Records:
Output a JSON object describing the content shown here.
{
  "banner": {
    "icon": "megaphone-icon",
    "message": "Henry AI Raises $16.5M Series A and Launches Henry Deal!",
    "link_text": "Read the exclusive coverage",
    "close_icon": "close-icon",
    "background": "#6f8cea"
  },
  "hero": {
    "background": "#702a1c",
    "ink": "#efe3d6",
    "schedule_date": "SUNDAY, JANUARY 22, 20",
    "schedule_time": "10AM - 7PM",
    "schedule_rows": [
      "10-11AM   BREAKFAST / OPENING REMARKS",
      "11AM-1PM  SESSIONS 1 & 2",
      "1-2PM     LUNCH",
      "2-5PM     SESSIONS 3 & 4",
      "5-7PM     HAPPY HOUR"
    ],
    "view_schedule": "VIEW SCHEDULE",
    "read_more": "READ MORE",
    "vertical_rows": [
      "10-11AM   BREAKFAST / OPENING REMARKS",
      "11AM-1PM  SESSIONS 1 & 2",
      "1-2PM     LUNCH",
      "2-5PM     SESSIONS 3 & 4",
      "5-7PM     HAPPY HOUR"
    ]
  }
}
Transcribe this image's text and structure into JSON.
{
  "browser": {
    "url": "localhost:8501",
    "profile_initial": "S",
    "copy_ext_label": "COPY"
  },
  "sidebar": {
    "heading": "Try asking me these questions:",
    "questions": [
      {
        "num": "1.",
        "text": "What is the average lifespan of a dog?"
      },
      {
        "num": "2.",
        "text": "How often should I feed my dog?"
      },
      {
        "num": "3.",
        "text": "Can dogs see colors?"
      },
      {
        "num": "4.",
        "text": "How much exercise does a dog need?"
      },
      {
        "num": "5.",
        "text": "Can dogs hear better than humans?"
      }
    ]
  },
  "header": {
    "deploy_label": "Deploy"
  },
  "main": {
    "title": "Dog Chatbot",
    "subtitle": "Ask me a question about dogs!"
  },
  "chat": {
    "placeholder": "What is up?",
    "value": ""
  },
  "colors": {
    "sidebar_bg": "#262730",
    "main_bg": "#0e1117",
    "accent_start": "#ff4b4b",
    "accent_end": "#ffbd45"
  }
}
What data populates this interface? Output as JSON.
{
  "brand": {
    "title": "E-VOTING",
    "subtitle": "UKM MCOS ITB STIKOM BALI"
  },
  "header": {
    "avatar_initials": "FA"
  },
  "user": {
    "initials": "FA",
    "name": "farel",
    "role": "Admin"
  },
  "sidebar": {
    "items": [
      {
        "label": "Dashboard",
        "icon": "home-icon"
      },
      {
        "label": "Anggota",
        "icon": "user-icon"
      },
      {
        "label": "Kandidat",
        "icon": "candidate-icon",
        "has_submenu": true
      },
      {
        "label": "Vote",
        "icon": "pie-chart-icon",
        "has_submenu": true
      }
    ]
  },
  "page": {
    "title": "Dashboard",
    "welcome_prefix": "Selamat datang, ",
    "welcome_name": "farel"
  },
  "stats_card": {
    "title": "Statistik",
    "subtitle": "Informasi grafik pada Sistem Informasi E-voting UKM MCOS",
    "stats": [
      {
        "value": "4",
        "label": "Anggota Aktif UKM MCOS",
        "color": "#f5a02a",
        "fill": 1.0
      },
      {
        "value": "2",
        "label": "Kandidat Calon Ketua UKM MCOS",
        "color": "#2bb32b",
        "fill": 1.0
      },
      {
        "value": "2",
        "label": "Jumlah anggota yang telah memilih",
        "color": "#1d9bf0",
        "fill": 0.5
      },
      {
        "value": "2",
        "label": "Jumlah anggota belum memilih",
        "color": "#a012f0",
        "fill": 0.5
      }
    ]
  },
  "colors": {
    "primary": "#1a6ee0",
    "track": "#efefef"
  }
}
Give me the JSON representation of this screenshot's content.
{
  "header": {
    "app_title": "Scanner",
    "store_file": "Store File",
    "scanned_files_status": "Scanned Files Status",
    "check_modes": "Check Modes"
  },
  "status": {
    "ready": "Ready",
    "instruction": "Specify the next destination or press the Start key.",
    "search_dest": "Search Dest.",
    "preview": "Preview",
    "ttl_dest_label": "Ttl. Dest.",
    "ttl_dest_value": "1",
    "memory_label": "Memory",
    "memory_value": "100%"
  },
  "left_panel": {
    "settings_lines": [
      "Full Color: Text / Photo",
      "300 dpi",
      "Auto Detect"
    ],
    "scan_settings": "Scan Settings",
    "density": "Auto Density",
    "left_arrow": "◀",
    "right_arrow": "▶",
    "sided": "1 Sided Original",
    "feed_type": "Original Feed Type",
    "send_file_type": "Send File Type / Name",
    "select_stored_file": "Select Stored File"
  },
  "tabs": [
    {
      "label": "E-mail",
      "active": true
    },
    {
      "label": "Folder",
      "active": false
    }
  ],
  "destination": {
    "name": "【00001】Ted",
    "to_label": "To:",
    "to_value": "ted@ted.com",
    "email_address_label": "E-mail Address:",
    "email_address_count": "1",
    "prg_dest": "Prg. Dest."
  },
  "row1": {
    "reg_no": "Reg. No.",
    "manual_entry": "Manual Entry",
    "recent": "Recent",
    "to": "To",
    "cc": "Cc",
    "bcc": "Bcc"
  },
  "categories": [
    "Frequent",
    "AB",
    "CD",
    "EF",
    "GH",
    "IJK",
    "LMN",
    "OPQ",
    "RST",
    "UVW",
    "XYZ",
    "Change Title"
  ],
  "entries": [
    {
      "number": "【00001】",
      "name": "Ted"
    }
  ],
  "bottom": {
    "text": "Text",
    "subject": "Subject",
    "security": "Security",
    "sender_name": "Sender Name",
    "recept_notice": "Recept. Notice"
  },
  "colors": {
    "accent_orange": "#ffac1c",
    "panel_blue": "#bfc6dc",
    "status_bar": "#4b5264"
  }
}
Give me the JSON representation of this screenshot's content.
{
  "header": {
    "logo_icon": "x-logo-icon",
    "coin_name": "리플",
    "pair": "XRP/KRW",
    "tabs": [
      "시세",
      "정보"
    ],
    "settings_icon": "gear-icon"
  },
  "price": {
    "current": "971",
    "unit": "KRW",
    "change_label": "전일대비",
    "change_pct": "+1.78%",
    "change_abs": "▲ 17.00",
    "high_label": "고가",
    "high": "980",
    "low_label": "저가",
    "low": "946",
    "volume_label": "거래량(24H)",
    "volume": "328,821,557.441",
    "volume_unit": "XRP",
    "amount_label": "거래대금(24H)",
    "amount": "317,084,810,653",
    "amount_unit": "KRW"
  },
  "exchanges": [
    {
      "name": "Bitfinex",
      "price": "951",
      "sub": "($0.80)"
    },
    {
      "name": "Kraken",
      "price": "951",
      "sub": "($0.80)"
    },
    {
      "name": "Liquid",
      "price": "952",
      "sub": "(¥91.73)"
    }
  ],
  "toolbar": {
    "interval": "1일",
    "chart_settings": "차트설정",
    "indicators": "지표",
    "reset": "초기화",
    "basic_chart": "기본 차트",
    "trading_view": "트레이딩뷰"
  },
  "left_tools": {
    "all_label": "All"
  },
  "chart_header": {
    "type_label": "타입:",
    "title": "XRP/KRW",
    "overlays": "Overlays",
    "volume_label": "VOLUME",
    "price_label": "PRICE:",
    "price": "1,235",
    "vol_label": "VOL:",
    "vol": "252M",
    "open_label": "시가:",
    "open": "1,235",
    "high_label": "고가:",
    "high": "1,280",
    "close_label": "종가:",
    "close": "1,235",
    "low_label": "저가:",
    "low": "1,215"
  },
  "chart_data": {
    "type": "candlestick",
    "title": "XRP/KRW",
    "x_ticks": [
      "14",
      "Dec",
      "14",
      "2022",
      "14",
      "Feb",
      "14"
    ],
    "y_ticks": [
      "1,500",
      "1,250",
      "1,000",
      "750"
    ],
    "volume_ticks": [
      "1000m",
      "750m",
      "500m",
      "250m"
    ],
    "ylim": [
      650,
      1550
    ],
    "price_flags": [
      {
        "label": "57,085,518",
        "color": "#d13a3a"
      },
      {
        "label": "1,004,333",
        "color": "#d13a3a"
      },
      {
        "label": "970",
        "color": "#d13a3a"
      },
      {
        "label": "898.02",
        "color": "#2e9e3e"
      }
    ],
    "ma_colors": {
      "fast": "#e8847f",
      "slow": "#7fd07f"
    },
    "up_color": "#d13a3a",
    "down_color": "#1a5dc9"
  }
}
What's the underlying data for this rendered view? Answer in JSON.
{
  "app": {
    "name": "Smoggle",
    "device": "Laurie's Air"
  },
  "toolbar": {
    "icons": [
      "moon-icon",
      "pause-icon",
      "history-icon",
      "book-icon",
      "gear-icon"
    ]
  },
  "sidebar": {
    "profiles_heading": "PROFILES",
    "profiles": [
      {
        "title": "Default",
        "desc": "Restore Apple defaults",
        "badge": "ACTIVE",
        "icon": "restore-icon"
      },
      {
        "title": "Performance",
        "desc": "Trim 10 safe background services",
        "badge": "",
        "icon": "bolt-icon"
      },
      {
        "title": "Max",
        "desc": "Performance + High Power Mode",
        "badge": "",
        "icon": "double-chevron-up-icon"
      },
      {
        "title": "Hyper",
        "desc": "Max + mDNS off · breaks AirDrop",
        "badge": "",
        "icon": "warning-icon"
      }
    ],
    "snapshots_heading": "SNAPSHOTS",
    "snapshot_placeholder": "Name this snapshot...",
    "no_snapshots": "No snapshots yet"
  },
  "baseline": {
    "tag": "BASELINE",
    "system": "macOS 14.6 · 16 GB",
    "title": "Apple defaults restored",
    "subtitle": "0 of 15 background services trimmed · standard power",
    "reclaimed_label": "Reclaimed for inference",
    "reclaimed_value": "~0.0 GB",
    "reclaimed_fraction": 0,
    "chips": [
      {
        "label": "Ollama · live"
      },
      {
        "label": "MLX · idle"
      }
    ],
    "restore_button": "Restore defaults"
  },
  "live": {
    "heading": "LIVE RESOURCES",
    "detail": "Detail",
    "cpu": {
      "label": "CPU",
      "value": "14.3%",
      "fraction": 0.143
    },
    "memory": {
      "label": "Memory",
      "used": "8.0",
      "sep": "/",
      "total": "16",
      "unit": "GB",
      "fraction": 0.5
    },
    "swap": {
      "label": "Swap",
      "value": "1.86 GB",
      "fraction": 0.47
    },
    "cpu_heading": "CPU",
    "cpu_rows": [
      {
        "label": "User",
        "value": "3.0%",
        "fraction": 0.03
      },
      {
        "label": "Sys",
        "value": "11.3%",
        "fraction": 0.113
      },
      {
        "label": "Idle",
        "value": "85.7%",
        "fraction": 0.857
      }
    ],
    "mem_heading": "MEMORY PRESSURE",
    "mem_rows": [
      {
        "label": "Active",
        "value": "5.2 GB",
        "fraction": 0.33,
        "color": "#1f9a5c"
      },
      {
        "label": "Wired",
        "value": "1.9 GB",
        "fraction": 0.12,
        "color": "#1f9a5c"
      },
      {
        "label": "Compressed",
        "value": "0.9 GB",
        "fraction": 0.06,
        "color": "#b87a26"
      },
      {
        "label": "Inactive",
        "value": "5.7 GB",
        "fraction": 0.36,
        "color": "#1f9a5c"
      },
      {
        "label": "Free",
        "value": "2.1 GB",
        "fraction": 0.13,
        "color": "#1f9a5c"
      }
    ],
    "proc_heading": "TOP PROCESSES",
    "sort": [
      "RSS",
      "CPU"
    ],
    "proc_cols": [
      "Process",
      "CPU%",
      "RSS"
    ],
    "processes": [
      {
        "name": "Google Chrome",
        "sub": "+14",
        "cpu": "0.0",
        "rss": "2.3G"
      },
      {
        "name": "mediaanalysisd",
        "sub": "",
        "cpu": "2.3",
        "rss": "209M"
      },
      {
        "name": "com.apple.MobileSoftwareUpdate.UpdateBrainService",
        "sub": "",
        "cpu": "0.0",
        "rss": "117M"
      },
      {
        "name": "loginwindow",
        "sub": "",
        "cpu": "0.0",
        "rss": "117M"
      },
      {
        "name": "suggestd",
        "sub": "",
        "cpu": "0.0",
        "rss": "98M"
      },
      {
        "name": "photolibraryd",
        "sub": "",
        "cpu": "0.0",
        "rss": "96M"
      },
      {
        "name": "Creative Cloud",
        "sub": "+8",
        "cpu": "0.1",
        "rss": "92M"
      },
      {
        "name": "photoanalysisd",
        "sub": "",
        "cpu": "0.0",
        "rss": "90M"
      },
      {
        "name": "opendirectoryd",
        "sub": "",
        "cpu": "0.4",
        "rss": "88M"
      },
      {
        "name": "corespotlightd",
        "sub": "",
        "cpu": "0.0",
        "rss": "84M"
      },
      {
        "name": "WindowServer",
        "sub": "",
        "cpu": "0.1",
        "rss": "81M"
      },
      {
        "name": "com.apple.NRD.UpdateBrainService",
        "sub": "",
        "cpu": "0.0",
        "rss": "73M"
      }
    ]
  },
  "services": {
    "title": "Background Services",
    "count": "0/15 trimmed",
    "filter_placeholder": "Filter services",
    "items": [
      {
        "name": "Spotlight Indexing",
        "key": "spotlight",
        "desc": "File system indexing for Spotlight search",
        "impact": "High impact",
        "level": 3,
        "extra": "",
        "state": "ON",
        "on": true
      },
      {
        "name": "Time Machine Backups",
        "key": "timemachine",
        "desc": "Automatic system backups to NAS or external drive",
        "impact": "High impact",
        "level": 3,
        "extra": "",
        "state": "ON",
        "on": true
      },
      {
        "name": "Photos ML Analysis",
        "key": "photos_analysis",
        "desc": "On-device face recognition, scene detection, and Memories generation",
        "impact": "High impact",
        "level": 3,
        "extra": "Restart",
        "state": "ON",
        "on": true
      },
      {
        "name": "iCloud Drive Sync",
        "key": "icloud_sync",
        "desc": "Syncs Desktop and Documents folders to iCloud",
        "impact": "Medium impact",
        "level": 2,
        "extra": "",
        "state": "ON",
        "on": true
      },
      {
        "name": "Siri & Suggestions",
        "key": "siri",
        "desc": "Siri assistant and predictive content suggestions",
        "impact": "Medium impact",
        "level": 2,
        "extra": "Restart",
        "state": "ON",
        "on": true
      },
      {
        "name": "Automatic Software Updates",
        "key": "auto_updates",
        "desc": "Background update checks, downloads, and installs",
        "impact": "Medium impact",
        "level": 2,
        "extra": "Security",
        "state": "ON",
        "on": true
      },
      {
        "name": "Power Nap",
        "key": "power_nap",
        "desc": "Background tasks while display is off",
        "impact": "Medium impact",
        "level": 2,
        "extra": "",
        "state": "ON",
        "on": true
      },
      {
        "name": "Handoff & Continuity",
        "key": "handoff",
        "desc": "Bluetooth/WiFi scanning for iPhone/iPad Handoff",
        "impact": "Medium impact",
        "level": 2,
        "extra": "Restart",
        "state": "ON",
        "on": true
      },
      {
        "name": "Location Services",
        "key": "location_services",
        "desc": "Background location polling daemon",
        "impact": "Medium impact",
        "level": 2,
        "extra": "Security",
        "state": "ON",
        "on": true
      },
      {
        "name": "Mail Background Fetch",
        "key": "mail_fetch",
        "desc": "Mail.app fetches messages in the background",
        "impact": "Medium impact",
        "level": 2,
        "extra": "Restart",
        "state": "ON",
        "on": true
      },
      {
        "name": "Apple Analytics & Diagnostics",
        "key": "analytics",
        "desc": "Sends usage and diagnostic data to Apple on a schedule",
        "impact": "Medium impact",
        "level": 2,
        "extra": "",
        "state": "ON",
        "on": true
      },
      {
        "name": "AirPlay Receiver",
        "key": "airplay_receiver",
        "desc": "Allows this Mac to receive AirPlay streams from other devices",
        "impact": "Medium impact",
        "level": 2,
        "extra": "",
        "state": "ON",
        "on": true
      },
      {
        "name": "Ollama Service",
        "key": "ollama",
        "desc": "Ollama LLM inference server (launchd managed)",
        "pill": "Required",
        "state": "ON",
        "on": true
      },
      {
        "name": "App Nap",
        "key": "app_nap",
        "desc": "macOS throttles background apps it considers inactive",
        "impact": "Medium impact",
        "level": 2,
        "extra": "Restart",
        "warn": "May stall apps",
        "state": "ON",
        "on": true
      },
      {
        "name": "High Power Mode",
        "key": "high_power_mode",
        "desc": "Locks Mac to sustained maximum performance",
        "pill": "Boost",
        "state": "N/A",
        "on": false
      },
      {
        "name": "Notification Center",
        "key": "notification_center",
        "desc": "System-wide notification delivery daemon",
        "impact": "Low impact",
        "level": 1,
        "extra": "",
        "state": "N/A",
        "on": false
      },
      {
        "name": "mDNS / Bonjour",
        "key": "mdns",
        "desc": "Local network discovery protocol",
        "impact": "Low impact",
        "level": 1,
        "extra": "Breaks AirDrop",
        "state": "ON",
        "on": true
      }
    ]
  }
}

Prompt: Wherever the string "defaults" appears in the entries above, list that line.

Final answer:
        "desc": "Restore Apple defaults",
    "title": "Apple defaults restored",
    "restore_button": "Restore defaults"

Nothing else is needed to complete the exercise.